Start

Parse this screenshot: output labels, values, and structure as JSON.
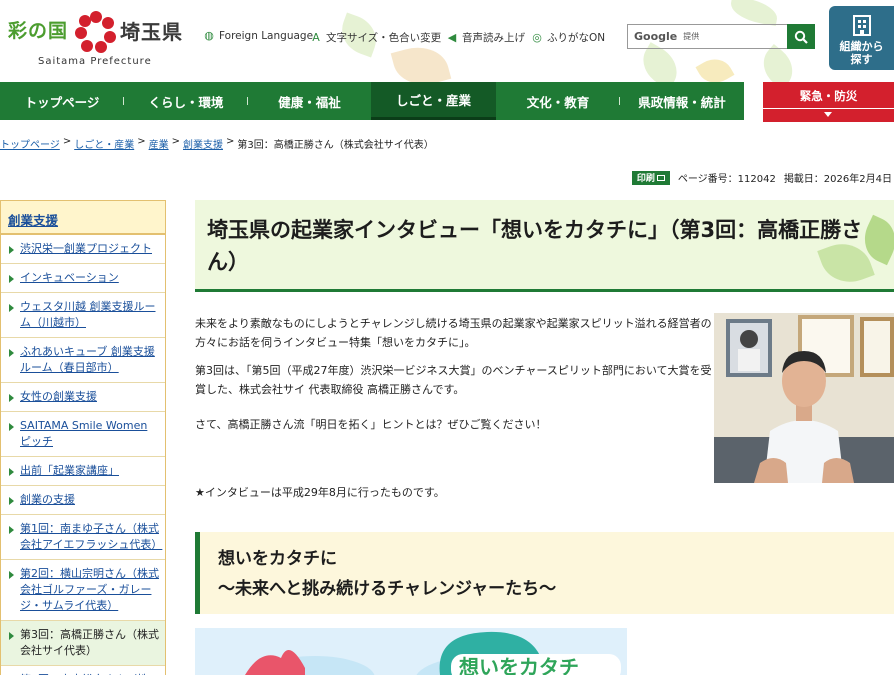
{
  "header": {
    "logo": {
      "left": "彩の国",
      "right": "埼玉県",
      "en": "Saitama Prefecture"
    },
    "utility": [
      {
        "label": "Foreign Language",
        "icon": "globe-icon"
      },
      {
        "label": "文字サイズ・色合い変更",
        "icon": "text-size-icon"
      },
      {
        "label": "音声読み上げ",
        "icon": "speaker-icon"
      },
      {
        "label": "ふりがなON",
        "icon": "furigana-icon"
      }
    ],
    "search": {
      "brand": "Google",
      "placeholder": "提供"
    },
    "org_button": {
      "line1": "組織から",
      "line2": "探す"
    }
  },
  "nav": {
    "items": [
      "トップページ",
      "くらし・環境",
      "健康・福祉",
      "しごと・産業",
      "文化・教育",
      "県政情報・統計"
    ],
    "active": "しごと・産業",
    "emergency": "緊急・防災"
  },
  "breadcrumb": {
    "links": [
      "トップページ",
      "しごと・産業",
      "産業",
      "創業支援"
    ],
    "current": "第3回：高橋正勝さん（株式会社サイ代表）",
    "separator": ">"
  },
  "page_info": {
    "print_label": "印刷",
    "page_number": "ページ番号：112042",
    "published": "掲載日：2026年2月4日"
  },
  "sidebar": {
    "title": "創業支援",
    "items": [
      "渋沢栄一創業プロジェクト",
      "インキュベーション",
      "ウェスタ川越 創業支援ルーム（川越市）",
      "ふれあいキューブ 創業支援ルーム（春日部市）",
      "女性の創業支援",
      "SAITAMA Smile Women ピッチ",
      "出前「起業家講座」",
      "創業の支援",
      "第1回：南まゆ子さん（株式会社アイエフラッシュ代表）",
      "第2回：横山宗明さん（株式会社ゴルファーズ・ガレージ・サムライ代表）",
      "第3回：高橋正勝さん（株式会社サイ代表）",
      "第4回：高木裕之さん（株"
    ],
    "current_index": 10
  },
  "main": {
    "title": "埼玉県の起業家インタビュー「想いをカタチに」（第3回：高橋正勝さん）",
    "paragraphs": [
      "未来をより素敵なものにしようとチャレンジし続ける埼玉県の起業家や起業家スピリット溢れる経営者の方々にお話を伺うインタビュー特集「想いをカタチに」。",
      "第3回は、「第5回（平成27年度）渋沢栄一ビジネス大賞」のベンチャースピリット部門において大賞を受賞した、株式会社サイ 代表取締役 高橋正勝さんです。",
      "さて、高橋正勝さん流「明日を拓く」ヒントとは？ぜひご覧ください！"
    ],
    "note": "★インタビューは平成29年8月に行ったものです。",
    "sub_heading": {
      "line1": "想いをカタチに",
      "line2": "〜未来へと挑み続けるチャレンジャーたち〜"
    },
    "banner_text": "想いをカタチ"
  },
  "colors": {
    "green": "#1f7a35",
    "dark_green": "#145a26",
    "red": "#d3202d",
    "org_blue": "#2e6e8a",
    "link": "#1a4f9a"
  }
}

End

* **OBJECTIVE**
Without the pictures, restate all of the entries above verbatim.

* **FINISHED TASK**
Parse this screenshot: output labels, values, and structure as JSON.
{
  "header": {
    "logo": {
      "left": "彩の国",
      "right": "埼玉県",
      "en": "Saitama Prefecture"
    },
    "utility": [
      {
        "label": "Foreign Language",
        "icon": "globe-icon"
      },
      {
        "label": "文字サイズ・色合い変更",
        "icon": "text-size-icon"
      },
      {
        "label": "音声読み上げ",
        "icon": "speaker-icon"
      },
      {
        "label": "ふりがなON",
        "icon": "furigana-icon"
      }
    ],
    "search": {
      "brand": "Google",
      "placeholder": "提供"
    },
    "org_button": {
      "line1": "組織から",
      "line2": "探す"
    }
  },
  "nav": {
    "items": [
      "トップページ",
      "くらし・環境",
      "健康・福祉",
      "しごと・産業",
      "文化・教育",
      "県政情報・統計"
    ],
    "active": "しごと・産業",
    "emergency": "緊急・防災"
  },
  "breadcrumb": {
    "links": [
      "トップページ",
      "しごと・産業",
      "産業",
      "創業支援"
    ],
    "current": "第3回：高橋正勝さん（株式会社サイ代表）",
    "separator": ">"
  },
  "page_info": {
    "print_label": "印刷",
    "page_number": "ページ番号：112042",
    "published": "掲載日：2026年2月4日"
  },
  "sidebar": {
    "title": "創業支援",
    "items": [
      "渋沢栄一創業プロジェクト",
      "インキュベーション",
      "ウェスタ川越 創業支援ルーム（川越市）",
      "ふれあいキューブ 創業支援ルーム（春日部市）",
      "女性の創業支援",
      "SAITAMA Smile Women ピッチ",
      "出前「起業家講座」",
      "創業の支援",
      "第1回：南まゆ子さん（株式会社アイエフラッシュ代表）",
      "第2回：横山宗明さん（株式会社ゴルファーズ・ガレージ・サムライ代表）",
      "第3回：高橋正勝さん（株式会社サイ代表）",
      "第4回：高木裕之さん（株"
    ],
    "current_index": 10
  },
  "main": {
    "title": "埼玉県の起業家インタビュー「想いをカタチに」（第3回：高橋正勝さん）",
    "paragraphs": [
      "未来をより素敵なものにしようとチャレンジし続ける埼玉県の起業家や起業家スピリット溢れる経営者の方々にお話を伺うインタビュー特集「想いをカタチに」。",
      "第3回は、「第5回（平成27年度）渋沢栄一ビジネス大賞」のベンチャースピリット部門において大賞を受賞した、株式会社サイ 代表取締役 高橋正勝さんです。",
      "さて、高橋正勝さん流「明日を拓く」ヒントとは？ぜひご覧ください！"
    ],
    "note": "★インタビューは平成29年8月に行ったものです。",
    "sub_heading": {
      "line1": "想いをカタチに",
      "line2": "〜未来へと挑み続けるチャレンジャーたち〜"
    },
    "banner_text": "想いをカタチ"
  },
  "colors": {
    "green": "#1f7a35",
    "dark_green": "#145a26",
    "red": "#d3202d",
    "org_blue": "#2e6e8a",
    "link": "#1a4f9a"
  }
}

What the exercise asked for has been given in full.